Return every record verbatim.

..........

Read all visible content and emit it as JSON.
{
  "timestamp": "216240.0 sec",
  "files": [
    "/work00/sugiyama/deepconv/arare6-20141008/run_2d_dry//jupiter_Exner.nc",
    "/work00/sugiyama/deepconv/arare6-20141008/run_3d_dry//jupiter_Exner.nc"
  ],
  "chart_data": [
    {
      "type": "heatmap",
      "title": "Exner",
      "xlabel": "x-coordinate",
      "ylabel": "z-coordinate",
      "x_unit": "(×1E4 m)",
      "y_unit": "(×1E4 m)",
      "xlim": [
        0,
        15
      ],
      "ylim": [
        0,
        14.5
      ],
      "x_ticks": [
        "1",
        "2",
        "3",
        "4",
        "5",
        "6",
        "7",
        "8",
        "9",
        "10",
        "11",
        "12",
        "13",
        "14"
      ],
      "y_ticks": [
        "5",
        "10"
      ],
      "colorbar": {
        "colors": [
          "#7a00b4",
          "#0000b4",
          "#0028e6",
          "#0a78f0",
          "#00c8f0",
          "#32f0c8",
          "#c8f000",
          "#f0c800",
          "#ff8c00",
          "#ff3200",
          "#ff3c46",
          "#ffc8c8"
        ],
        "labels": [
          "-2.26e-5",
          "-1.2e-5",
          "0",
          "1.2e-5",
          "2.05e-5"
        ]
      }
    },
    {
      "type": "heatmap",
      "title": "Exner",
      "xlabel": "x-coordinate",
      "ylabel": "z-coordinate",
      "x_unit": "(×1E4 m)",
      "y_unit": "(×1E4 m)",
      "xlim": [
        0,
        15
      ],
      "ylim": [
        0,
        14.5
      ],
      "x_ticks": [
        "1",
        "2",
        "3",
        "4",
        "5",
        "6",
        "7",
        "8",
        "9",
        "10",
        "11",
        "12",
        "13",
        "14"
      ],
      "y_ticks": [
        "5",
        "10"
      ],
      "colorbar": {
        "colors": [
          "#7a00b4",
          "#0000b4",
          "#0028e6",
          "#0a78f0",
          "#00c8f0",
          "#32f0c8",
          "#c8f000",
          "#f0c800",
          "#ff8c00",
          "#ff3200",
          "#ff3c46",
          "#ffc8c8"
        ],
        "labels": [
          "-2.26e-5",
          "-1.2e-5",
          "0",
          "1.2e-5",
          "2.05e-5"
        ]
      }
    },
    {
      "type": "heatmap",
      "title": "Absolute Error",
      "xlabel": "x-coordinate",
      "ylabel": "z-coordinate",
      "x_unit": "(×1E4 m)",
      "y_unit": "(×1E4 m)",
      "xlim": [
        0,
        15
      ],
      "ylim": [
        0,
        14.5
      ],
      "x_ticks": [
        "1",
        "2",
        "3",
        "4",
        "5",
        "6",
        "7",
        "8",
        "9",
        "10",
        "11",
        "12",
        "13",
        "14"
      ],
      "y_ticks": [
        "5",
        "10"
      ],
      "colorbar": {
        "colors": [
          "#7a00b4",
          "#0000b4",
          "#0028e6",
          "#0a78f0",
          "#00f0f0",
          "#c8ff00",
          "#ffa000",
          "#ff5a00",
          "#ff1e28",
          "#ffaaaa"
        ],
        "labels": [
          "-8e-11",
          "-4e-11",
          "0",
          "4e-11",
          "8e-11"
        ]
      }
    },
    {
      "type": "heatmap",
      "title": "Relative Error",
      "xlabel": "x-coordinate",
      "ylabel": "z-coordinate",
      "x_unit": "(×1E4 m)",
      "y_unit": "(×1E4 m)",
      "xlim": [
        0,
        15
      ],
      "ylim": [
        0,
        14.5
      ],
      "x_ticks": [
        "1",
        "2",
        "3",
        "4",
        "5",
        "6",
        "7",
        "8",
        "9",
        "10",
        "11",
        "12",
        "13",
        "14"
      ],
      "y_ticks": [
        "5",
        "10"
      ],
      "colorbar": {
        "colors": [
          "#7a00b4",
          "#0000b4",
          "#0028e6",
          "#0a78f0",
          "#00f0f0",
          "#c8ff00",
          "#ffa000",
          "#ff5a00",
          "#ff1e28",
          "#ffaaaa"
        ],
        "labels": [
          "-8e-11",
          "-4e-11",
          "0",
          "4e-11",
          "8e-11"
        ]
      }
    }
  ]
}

..........

## Completed task
Read all visible content and emit it as JSON.
{
  "timestamp": "216240.0 sec",
  "files": [
    "/work00/sugiyama/deepconv/arare6-20141008/run_2d_dry//jupiter_Exner.nc",
    "/work00/sugiyama/deepconv/arare6-20141008/run_3d_dry//jupiter_Exner.nc"
  ],
  "chart_data": [
    {
      "type": "heatmap",
      "title": "Exner",
      "xlabel": "x-coordinate",
      "ylabel": "z-coordinate",
      "x_unit": "(×1E4 m)",
      "y_unit": "(×1E4 m)",
      "xlim": [
        0,
        15
      ],
      "ylim": [
        0,
        14.5
      ],
      "x_ticks": [
        "1",
        "2",
        "3",
        "4",
        "5",
        "6",
        "7",
        "8",
        "9",
        "10",
        "11",
        "12",
        "13",
        "14"
      ],
      "y_ticks": [
        "5",
        "10"
      ],
      "colorbar": {
        "colors": [
          "#7a00b4",
          "#0000b4",
          "#0028e6",
          "#0a78f0",
          "#00c8f0",
          "#32f0c8",
          "#c8f000",
          "#f0c800",
          "#ff8c00",
          "#ff3200",
          "#ff3c46",
          "#ffc8c8"
        ],
        "labels": [
          "-2.26e-5",
          "-1.2e-5",
          "0",
          "1.2e-5",
          "2.05e-5"
        ]
      }
    },
    {
      "type": "heatmap",
      "title": "Exner",
      "xlabel": "x-coordinate",
      "ylabel": "z-coordinate",
      "x_unit": "(×1E4 m)",
      "y_unit": "(×1E4 m)",
      "xlim": [
        0,
        15
      ],
      "ylim": [
        0,
        14.5
      ],
      "x_ticks": [
        "1",
        "2",
        "3",
        "4",
        "5",
        "6",
        "7",
        "8",
        "9",
        "10",
        "11",
        "12",
        "13",
        "14"
      ],
      "y_ticks": [
        "5",
        "10"
      ],
      "colorbar": {
        "colors": [
          "#7a00b4",
          "#0000b4",
          "#0028e6",
          "#0a78f0",
          "#00c8f0",
          "#32f0c8",
          "#c8f000",
          "#f0c800",
          "#ff8c00",
          "#ff3200",
          "#ff3c46",
          "#ffc8c8"
        ],
        "labels": [
          "-2.26e-5",
          "-1.2e-5",
          "0",
          "1.2e-5",
          "2.05e-5"
        ]
      }
    },
    {
      "type": "heatmap",
      "title": "Absolute Error",
      "xlabel": "x-coordinate",
      "ylabel": "z-coordinate",
      "x_unit": "(×1E4 m)",
      "y_unit": "(×1E4 m)",
      "xlim": [
        0,
        15
      ],
      "ylim": [
        0,
        14.5
      ],
      "x_ticks": [
        "1",
        "2",
        "3",
        "4",
        "5",
        "6",
        "7",
        "8",
        "9",
        "10",
        "11",
        "12",
        "13",
        "14"
      ],
      "y_ticks": [
        "5",
        "10"
      ],
      "colorbar": {
        "colors": [
          "#7a00b4",
          "#0000b4",
          "#0028e6",
          "#0a78f0",
          "#00f0f0",
          "#c8ff00",
          "#ffa000",
          "#ff5a00",
          "#ff1e28",
          "#ffaaaa"
        ],
        "labels": [
          "-8e-11",
          "-4e-11",
          "0",
          "4e-11",
          "8e-11"
        ]
      }
    },
    {
      "type": "heatmap",
      "title": "Relative Error",
      "xlabel": "x-coordinate",
      "ylabel": "z-coordinate",
      "x_unit": "(×1E4 m)",
      "y_unit": "(×1E4 m)",
      "xlim": [
        0,
        15
      ],
      "ylim": [
        0,
        14.5
      ],
      "x_ticks": [
        "1",
        "2",
        "3",
        "4",
        "5",
        "6",
        "7",
        "8",
        "9",
        "10",
        "11",
        "12",
        "13",
        "14"
      ],
      "y_ticks": [
        "5",
        "10"
      ],
      "colorbar": {
        "colors": [
          "#7a00b4",
          "#0000b4",
          "#0028e6",
          "#0a78f0",
          "#00f0f0",
          "#c8ff00",
          "#ffa000",
          "#ff5a00",
          "#ff1e28",
          "#ffaaaa"
        ],
        "labels": [
          "-8e-11",
          "-4e-11",
          "0",
          "4e-11",
          "8e-11"
        ]
      }
    }
  ]
}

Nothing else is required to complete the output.